Data items

=======

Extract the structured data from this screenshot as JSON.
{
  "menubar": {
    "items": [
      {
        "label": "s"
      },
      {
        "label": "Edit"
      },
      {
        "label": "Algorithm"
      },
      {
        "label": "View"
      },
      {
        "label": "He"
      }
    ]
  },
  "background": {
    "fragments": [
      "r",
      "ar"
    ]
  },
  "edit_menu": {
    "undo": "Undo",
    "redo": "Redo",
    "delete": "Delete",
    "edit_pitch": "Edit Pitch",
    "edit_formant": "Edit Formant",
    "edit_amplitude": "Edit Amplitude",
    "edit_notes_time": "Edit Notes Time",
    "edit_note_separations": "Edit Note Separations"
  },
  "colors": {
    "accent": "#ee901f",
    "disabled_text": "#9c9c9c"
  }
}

=======

* **Short task**
Copy every record exactly, with nothing added or dropped.

* **Result of this task**
Extract the structured data from this screenshot as JSON.
{
  "menubar": {
    "items": [
      {
        "label": "s"
      },
      {
        "label": "Edit"
      },
      {
        "label": "Algorithm"
      },
      {
        "label": "View"
      },
      {
        "label": "He"
      }
    ]
  },
  "background": {
    "fragments": [
      "r",
      "ar"
    ]
  },
  "edit_menu": {
    "undo": "Undo",
    "redo": "Redo",
    "delete": "Delete",
    "edit_pitch": "Edit Pitch",
    "edit_formant": "Edit Formant",
    "edit_amplitude": "Edit Amplitude",
    "edit_notes_time": "Edit Notes Time",
    "edit_note_separations": "Edit Note Separations"
  },
  "colors": {
    "accent": "#ee901f",
    "disabled_text": "#9c9c9c"
  }
}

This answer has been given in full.